### Problem details
Gather up the lines that contain "saucisson".

## Begin

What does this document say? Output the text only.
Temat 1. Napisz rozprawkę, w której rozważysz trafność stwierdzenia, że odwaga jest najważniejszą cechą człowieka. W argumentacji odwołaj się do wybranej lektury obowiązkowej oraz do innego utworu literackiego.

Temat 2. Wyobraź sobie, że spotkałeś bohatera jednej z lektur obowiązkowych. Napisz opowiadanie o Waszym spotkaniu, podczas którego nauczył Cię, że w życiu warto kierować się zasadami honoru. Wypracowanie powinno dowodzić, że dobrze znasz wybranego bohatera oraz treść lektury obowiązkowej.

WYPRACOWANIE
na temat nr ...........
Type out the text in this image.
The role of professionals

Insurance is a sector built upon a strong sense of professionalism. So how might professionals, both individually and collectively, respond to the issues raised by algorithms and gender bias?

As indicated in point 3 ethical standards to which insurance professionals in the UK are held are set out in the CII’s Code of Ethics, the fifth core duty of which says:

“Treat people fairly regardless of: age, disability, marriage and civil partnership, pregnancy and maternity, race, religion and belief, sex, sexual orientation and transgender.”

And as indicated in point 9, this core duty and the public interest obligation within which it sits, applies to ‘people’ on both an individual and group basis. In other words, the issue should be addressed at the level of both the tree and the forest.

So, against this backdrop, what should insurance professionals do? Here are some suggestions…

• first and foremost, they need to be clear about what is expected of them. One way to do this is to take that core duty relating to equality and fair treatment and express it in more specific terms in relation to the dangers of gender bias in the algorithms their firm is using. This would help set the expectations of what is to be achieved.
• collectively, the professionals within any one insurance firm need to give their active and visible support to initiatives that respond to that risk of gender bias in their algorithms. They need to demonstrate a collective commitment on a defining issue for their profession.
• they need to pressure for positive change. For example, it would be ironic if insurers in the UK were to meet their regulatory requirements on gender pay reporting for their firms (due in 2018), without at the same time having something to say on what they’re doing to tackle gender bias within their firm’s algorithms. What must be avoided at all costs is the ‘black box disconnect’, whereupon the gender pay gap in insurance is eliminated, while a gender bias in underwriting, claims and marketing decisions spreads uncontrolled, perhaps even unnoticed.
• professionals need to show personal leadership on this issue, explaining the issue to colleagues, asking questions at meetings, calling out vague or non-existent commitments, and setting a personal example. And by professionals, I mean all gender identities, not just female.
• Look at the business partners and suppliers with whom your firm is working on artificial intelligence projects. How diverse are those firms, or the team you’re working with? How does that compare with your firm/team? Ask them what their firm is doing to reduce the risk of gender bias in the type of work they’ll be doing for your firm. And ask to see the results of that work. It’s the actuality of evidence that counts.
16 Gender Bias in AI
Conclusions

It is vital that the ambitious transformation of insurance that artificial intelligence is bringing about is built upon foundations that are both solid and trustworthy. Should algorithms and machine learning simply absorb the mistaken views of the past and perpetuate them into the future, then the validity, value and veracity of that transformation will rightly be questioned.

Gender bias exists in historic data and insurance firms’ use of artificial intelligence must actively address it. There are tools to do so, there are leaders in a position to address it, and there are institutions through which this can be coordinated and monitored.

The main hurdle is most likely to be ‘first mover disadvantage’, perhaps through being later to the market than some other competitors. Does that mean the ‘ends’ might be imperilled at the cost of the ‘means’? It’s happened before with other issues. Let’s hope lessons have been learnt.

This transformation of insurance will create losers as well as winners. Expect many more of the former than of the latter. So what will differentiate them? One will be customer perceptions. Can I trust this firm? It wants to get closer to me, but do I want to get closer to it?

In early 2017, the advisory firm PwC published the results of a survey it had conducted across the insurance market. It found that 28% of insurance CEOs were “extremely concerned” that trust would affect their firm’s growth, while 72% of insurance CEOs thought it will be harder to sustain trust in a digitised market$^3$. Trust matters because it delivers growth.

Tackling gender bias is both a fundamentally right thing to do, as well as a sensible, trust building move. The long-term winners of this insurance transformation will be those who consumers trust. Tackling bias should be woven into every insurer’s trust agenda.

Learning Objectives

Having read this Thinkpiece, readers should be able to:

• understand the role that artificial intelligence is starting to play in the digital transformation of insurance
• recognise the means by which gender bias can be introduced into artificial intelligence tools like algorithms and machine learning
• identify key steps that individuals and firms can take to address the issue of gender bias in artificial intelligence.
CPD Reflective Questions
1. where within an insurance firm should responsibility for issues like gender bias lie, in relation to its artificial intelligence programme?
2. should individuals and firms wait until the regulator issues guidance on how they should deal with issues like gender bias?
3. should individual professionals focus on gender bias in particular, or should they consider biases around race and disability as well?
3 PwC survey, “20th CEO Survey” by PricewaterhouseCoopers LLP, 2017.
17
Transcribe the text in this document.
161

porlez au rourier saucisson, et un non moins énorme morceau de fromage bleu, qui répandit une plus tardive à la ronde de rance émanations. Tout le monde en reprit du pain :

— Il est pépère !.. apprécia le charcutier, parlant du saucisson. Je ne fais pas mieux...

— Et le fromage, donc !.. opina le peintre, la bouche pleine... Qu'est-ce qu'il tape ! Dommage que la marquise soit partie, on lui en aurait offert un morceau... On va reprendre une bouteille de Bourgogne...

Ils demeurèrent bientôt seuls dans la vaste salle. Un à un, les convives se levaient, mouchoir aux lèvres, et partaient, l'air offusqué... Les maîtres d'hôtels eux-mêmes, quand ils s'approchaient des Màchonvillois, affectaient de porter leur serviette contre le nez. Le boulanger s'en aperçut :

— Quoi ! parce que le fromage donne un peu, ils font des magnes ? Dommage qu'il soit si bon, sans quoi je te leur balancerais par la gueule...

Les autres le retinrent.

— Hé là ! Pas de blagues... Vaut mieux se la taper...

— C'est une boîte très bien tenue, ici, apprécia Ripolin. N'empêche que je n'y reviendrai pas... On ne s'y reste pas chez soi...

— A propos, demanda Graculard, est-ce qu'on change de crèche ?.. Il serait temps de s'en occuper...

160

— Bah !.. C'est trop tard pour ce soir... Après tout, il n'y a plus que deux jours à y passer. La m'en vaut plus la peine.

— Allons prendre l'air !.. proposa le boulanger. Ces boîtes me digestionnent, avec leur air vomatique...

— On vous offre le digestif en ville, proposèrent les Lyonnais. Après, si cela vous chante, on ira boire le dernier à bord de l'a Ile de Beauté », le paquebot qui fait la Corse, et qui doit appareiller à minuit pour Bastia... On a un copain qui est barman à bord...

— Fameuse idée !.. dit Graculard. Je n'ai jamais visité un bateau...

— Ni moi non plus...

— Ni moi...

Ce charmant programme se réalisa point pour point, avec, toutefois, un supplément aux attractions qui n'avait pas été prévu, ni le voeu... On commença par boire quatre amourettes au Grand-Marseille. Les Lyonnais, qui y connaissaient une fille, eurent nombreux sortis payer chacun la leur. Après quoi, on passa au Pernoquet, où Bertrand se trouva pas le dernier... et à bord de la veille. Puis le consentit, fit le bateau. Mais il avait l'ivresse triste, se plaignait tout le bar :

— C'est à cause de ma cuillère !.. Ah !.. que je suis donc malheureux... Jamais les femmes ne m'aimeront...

## End

### Answer to the problem
porlez au rourier saucisson, et un non moins énorme morceau de fromage bleu, qui répandit une plus tardive à la ronde de rance émanations. Tout le monde en reprit du pain :
— Il est pépère !.. apprécia le charcutier, parlant du saucisson. Je ne fais pas mieux...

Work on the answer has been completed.